**Direction:** Isolate every line in the data with the string "screenshot" and copy it.

-- START --

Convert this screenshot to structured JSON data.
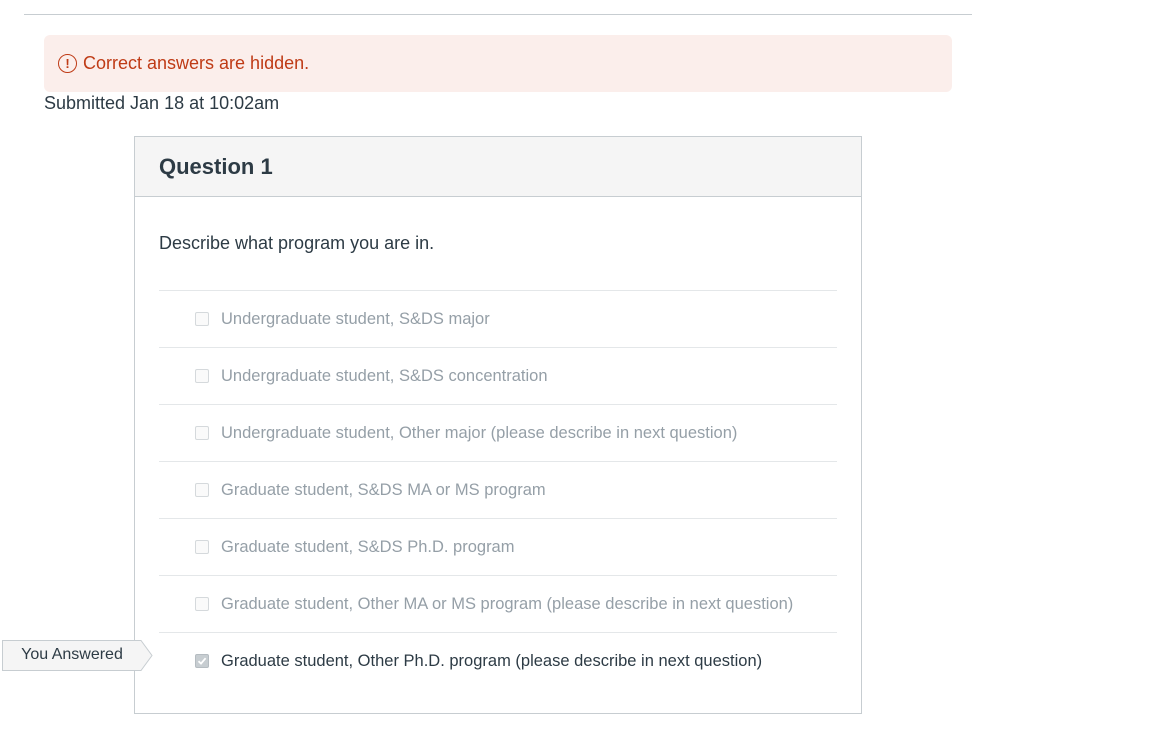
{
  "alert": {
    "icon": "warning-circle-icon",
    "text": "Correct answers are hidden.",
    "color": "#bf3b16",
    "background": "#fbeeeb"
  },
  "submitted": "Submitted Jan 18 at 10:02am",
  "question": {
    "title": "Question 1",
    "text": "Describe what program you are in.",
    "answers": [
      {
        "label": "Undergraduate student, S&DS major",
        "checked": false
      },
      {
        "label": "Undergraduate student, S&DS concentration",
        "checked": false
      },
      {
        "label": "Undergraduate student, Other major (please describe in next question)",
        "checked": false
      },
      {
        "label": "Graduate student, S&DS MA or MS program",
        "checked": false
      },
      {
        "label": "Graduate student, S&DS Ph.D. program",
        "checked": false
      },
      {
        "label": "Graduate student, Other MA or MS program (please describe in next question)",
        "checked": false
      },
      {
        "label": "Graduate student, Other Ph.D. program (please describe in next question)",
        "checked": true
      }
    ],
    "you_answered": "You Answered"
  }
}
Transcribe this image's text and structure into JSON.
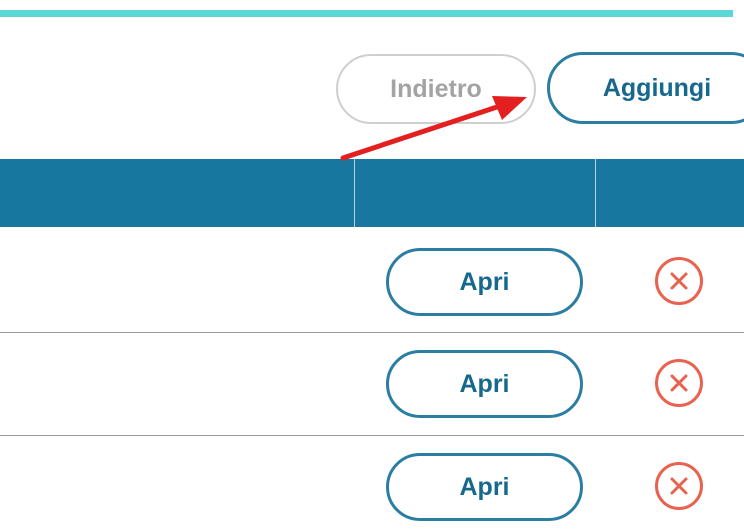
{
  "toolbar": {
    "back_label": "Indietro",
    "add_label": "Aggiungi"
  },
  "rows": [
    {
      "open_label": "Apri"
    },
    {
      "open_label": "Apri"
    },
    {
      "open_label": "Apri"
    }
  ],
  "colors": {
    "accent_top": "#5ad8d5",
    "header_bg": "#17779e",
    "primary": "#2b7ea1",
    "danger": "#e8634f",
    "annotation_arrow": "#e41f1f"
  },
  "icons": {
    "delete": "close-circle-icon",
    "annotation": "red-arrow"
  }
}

-- END --
-- START --

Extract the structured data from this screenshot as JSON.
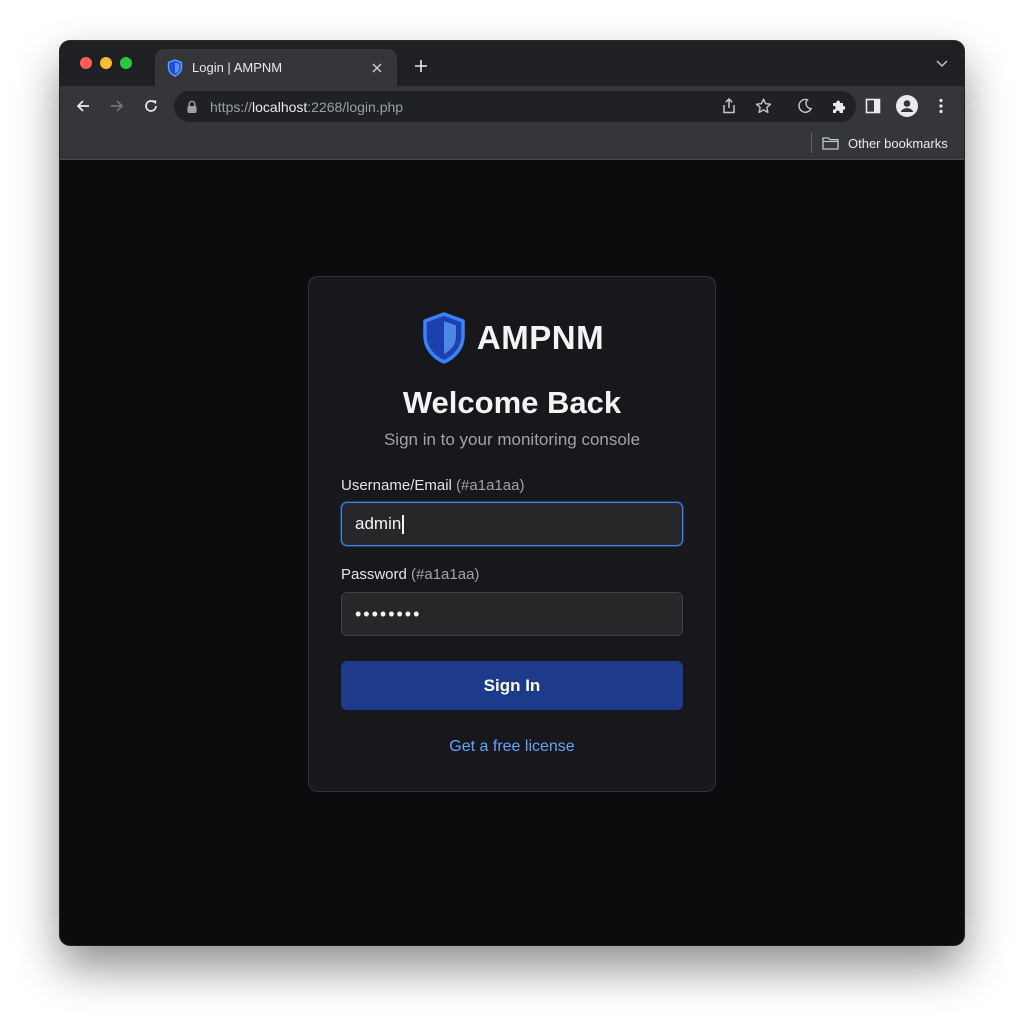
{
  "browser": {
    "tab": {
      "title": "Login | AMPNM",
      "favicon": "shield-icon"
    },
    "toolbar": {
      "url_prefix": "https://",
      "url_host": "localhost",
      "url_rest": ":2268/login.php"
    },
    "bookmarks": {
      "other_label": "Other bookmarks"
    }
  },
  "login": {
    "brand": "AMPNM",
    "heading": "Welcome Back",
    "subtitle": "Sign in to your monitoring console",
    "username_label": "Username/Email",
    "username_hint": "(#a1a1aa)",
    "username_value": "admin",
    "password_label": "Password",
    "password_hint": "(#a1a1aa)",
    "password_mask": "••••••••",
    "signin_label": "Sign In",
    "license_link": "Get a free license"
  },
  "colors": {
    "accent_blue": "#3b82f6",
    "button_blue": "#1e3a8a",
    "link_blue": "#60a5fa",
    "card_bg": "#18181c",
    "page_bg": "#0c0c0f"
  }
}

-- END --

**Expected output:**
Convert this screenshot to structured JSON data.
Extract the structured data from this screenshot as JSON.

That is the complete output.